▸ **Task instructions**:
- a) Which function or method calls appear in the code of the network plotting passage? List each one.
- b) Reproduce the network plotting passage word for word, between "That is more" and "label the graph.", inclusive.
- c) According to the network plotting passage, what does the graphml file contain?

Now, let’s plot one of those clusters separately.

net.plot_cluster(subnetworks[44])
../_images/0b268b5e053354a7bcbc7fcd769347c77b389d783249919608838dcf0d061f9d.png

That is more insightful. Yet, to interactively explore the graph it is generally better to go to

3.8. 3. Export the graph and plot elsewhere (e.g. Cytoscape)#

This comprises two steps. First, we will export the graph/network as a graphml file which contains all edges and nodes. Second, we will also export the metadata which can later be used to color or label the graph.

# export the graph
ms_network.export_to_graphml("network_GNPS_cutoff_07.graphml")

# former way:
# nx.write_graphml(our_network, "network_GNPS_cutoff_07.graphml")

Structured page parsing data
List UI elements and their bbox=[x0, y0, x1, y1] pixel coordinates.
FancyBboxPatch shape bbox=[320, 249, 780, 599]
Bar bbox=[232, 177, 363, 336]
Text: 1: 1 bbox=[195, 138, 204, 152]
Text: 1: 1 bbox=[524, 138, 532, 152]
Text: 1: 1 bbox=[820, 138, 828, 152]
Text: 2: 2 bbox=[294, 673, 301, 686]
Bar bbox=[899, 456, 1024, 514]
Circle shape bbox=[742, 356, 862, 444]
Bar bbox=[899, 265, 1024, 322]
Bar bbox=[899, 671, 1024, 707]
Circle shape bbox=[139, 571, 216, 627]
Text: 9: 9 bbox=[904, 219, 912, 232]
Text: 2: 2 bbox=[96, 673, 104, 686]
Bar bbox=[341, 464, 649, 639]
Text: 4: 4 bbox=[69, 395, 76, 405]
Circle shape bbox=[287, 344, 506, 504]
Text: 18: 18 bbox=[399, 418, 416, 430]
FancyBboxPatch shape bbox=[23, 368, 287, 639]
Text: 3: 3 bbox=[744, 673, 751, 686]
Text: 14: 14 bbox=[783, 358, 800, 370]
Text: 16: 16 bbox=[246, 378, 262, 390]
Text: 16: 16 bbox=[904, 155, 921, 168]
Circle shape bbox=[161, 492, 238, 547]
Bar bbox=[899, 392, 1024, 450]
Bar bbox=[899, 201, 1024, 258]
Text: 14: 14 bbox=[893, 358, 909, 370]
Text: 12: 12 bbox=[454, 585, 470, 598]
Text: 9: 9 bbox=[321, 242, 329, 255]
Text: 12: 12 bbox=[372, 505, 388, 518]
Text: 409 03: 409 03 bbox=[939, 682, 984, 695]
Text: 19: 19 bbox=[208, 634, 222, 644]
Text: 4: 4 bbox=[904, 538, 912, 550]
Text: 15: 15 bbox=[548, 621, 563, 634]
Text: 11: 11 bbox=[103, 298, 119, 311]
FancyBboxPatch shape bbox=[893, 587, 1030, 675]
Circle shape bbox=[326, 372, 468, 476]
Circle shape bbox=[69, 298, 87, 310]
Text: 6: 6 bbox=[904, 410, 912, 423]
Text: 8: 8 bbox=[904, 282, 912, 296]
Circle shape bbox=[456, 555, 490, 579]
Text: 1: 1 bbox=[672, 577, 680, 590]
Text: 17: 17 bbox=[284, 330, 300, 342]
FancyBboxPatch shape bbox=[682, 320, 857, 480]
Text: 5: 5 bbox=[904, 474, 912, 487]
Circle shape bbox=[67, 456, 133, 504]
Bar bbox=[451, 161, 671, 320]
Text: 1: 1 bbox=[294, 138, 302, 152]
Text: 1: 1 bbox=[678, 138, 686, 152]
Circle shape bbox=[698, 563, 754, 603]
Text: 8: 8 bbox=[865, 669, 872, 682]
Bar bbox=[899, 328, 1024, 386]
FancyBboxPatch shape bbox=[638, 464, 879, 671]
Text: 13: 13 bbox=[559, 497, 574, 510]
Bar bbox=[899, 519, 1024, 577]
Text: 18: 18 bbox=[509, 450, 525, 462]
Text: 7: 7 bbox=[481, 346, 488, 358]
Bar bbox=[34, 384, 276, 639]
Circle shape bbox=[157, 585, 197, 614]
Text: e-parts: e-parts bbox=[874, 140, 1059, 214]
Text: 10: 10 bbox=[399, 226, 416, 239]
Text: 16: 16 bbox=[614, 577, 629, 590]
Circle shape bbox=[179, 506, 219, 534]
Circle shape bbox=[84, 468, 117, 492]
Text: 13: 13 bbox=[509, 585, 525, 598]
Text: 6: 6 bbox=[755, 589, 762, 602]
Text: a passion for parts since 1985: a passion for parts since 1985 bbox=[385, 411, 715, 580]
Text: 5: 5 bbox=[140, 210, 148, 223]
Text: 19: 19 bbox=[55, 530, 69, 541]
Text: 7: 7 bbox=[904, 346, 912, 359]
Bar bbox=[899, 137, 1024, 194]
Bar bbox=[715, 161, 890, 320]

▸ **Responses by item number**:
- a)
net.plot_cluster
ms_network.export_to_graphml
nx.write_graphml

- b)
That is more insightful. Yet, to interactively explore the graph it is generally better to go to

3.8. 3. Export the graph and plot elsewhere (e.g. Cytoscape)#

This comprises two steps. First, we will export the graph/network as a graphml file which contains all edges and nodes. Second, we will also export the metadata which can later be used to color or label the graph.

- c) All edges and nodes of the graph/network.